## [Stated exercise]
Every record that follows should be printed verbatim.

## [Data supplied]
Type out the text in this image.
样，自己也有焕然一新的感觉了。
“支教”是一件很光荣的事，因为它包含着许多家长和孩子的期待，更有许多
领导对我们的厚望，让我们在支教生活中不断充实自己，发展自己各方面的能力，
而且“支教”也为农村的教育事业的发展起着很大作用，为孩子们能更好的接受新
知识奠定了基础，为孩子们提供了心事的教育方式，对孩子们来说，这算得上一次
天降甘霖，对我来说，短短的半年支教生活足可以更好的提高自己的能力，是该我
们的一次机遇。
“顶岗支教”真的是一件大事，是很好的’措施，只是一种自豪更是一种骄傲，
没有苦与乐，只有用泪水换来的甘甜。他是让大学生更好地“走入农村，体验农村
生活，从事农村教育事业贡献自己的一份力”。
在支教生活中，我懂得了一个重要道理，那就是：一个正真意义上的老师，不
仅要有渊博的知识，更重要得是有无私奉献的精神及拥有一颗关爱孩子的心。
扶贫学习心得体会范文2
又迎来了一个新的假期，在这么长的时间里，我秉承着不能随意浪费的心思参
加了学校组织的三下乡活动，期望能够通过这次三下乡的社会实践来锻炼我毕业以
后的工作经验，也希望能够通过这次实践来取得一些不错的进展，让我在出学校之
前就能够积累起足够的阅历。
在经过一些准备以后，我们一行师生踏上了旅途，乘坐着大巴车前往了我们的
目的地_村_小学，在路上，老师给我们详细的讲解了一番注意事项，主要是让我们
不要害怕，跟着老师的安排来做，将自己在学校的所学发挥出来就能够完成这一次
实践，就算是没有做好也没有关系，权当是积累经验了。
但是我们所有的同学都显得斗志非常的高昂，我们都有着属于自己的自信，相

## [Response to this task]
Type out the text in this image.
样，自己也有焕然一新的感觉了。
“支教”是一件很光荣的事，因为它包含着许多家长和孩子的期待，更有许多
领导对我们的厚望，让我们在支教生活中不断充实自己，发展自己各方面的能力，
而且“支教”也为农村的教育事业的发展起着很大作用，为孩子们能更好的接受新
知识奠定了基础，为孩子们提供了心事的教育方式，对孩子们来说，这算得上一次
天降甘霖，对我来说，短短的半年支教生活足可以更好的提高自己的能力，是该我
们的一次机遇。
“顶岗支教”真的是一件大事，是很好的’措施，只是一种自豪更是一种骄傲，
没有苦与乐，只有用泪水换来的甘甜。他是让大学生更好地“走入农村，体验农村
生活，从事农村教育事业贡献自己的一份力”。
在支教生活中，我懂得了一个重要道理，那就是：一个正真意义上的老师，不
仅要有渊博的知识，更重要得是有无私奉献的精神及拥有一颗关爱孩子的心。
扶贫学习心得体会范文2
又迎来了一个新的假期，在这么长的时间里，我秉承着不能随意浪费的心思参
加了学校组织的三下乡活动，期望能够通过这次三下乡的社会实践来锻炼我毕业以
后的工作经验，也希望能够通过这次实践来取得一些不错的进展，让我在出学校之
前就能够积累起足够的阅历。
在经过一些准备以后，我们一行师生踏上了旅途，乘坐着大巴车前往了我们的
目的地_村_小学，在路上，老师给我们详细的讲解了一番注意事项，主要是让我们
不要害怕，跟着老师的安排来做，将自己在学校的所学发挥出来就能够完成这一次
实践，就算是没有做好也没有关系，权当是积累经验了。
但是我们所有的同学都显得斗志非常的高昂，我们都有着属于自己的自信，相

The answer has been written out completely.